- [Exercise goal] Find each line containing the string "Gasket". Copy it.

- [Records for the exercise]
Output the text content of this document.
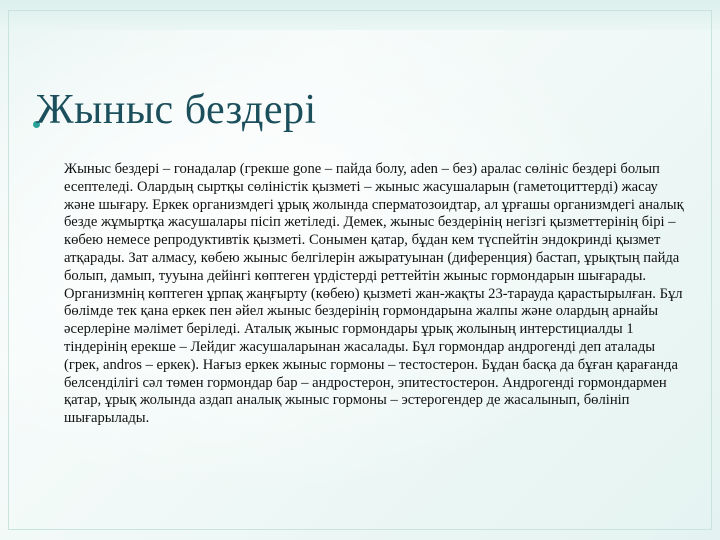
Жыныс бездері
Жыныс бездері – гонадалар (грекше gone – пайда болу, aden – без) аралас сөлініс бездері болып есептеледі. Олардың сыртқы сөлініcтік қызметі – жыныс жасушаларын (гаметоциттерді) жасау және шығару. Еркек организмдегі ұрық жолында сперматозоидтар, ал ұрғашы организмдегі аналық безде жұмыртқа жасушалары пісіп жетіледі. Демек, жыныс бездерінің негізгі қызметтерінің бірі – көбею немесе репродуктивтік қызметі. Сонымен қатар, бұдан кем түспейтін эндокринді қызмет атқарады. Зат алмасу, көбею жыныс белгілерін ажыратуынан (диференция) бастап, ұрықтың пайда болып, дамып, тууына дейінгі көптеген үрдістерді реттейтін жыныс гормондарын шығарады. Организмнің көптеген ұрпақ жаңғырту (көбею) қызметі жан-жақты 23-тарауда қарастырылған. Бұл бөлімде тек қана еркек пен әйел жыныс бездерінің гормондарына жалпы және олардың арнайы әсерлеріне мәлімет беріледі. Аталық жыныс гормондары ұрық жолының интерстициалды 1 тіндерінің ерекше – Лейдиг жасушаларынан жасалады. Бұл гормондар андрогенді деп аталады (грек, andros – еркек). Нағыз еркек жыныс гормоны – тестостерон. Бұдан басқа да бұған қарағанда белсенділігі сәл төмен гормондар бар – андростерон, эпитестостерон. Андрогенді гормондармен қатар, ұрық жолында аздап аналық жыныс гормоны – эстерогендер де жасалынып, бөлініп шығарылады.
==
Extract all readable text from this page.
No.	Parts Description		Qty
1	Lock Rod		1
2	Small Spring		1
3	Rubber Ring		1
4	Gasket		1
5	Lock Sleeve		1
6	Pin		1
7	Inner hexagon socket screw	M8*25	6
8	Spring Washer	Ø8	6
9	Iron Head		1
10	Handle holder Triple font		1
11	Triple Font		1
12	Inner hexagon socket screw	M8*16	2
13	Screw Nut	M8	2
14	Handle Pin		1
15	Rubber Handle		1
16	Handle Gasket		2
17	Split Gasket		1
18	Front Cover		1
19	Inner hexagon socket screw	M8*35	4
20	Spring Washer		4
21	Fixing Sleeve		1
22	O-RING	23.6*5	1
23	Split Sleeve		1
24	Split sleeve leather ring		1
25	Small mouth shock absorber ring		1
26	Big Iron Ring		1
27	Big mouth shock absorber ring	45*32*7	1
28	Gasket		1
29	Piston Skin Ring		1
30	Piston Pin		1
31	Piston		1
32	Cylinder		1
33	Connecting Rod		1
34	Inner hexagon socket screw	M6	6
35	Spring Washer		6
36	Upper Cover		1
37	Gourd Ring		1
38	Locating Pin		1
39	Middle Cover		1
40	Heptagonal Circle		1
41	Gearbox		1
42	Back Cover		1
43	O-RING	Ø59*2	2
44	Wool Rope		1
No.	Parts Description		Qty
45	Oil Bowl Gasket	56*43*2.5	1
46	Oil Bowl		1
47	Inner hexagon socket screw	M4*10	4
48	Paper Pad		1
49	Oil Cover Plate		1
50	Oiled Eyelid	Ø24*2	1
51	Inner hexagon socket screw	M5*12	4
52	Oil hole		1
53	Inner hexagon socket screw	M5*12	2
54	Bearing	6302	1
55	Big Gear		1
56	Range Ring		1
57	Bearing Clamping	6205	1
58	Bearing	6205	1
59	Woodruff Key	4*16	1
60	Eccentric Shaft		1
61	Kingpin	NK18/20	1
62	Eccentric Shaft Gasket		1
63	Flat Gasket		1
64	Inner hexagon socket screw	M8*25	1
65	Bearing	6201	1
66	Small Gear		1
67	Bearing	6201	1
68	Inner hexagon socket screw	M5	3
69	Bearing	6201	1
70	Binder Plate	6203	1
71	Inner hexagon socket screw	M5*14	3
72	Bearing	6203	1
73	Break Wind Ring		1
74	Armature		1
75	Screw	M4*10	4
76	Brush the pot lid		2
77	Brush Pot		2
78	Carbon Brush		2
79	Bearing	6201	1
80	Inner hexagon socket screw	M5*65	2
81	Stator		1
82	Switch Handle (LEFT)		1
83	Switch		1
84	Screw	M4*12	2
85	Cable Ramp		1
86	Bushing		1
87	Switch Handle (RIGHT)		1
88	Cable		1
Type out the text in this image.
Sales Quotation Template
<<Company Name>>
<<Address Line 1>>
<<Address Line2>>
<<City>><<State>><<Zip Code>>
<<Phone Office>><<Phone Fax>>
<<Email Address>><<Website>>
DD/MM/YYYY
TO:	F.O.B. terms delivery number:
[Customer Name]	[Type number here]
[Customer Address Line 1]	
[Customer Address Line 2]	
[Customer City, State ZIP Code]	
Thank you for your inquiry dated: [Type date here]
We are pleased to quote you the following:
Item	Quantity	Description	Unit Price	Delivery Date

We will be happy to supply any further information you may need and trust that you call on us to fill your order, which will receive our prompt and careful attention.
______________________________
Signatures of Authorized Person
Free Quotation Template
* * *
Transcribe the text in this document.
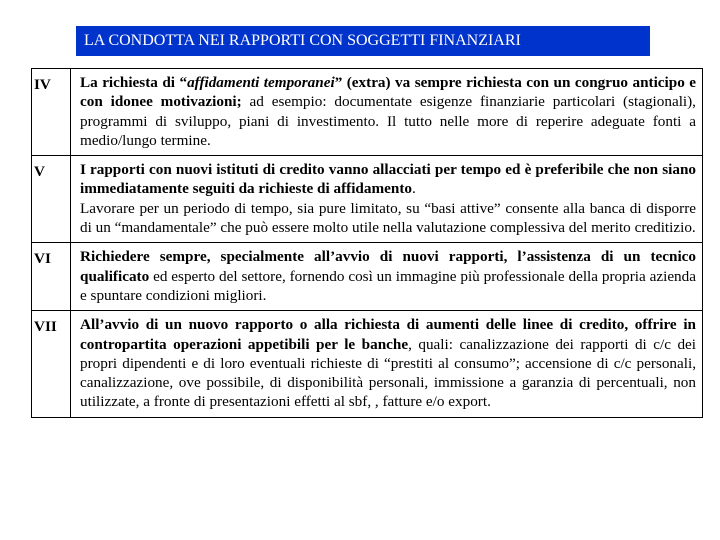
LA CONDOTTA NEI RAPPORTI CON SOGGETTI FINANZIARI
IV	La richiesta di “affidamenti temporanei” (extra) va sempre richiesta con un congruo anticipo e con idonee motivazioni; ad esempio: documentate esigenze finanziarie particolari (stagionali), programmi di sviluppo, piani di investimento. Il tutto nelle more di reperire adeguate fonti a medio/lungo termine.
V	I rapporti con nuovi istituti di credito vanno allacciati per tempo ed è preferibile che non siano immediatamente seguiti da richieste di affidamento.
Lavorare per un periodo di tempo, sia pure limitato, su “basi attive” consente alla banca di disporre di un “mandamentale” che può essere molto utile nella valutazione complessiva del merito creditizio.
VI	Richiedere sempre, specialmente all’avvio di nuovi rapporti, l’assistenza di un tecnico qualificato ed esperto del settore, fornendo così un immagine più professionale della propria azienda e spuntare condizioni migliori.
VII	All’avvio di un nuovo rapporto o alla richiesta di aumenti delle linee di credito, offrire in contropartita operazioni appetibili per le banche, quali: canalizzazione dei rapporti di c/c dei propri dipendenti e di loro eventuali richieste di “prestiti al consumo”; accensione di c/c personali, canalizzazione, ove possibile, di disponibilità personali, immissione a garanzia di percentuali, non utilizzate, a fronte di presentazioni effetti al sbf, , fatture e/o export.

- [Reply to the exercise]
4	Gasket		1
16	Handle Gasket		2
17	Split Gasket		1
28	Gasket		1
45	Oil Bowl Gasket	56*43*2.5	1
62	Eccentric Shaft Gasket		1
63	Flat Gasket		1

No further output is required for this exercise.